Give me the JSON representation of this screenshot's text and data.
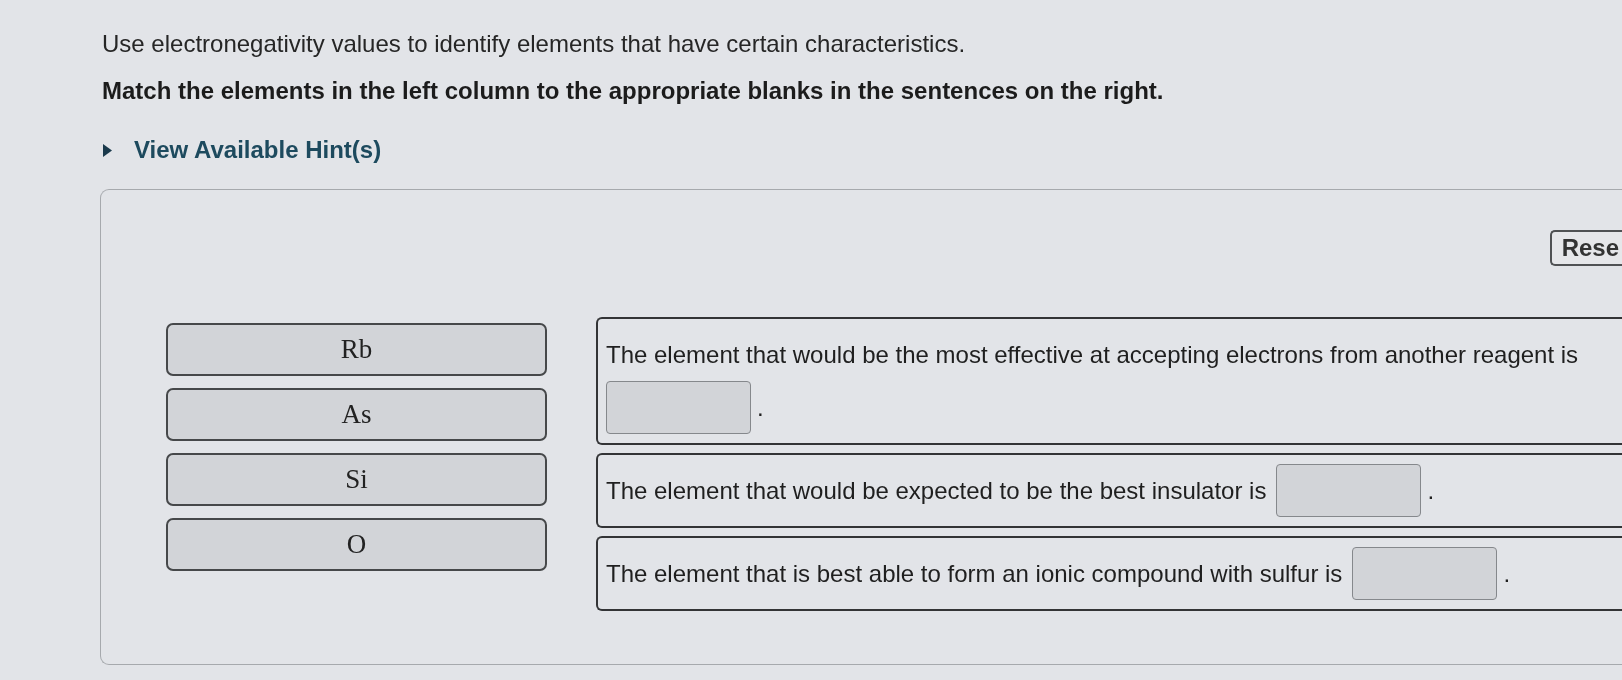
{
  "instructions": {
    "intro": "Use electronegativity values to identify elements that have certain characteristics.",
    "task": "Match the elements in the left column to the appropriate blanks in the sentences on the right."
  },
  "hints": {
    "label": "View Available Hint(s)",
    "expanded": false
  },
  "panel": {
    "reset_button": "Rese",
    "tiles": [
      "Rb",
      "As",
      "Si",
      "O"
    ],
    "sentences": [
      {
        "text": "The element that would be the most effective at accepting electrons from another reagent is",
        "end": "."
      },
      {
        "text": "The element that would be expected to be the best insulator is",
        "end": "."
      },
      {
        "text": "The element that is best able to form an ionic compound with sulfur is",
        "end": "."
      }
    ]
  }
}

━━━━━━━━━━━━━━━━

=== WRITTEN INSTRUCTION ===
Exactly how many lines of the material contain the word "best"? Write the number alone.

=== PROBLEM SOLUTION ===
2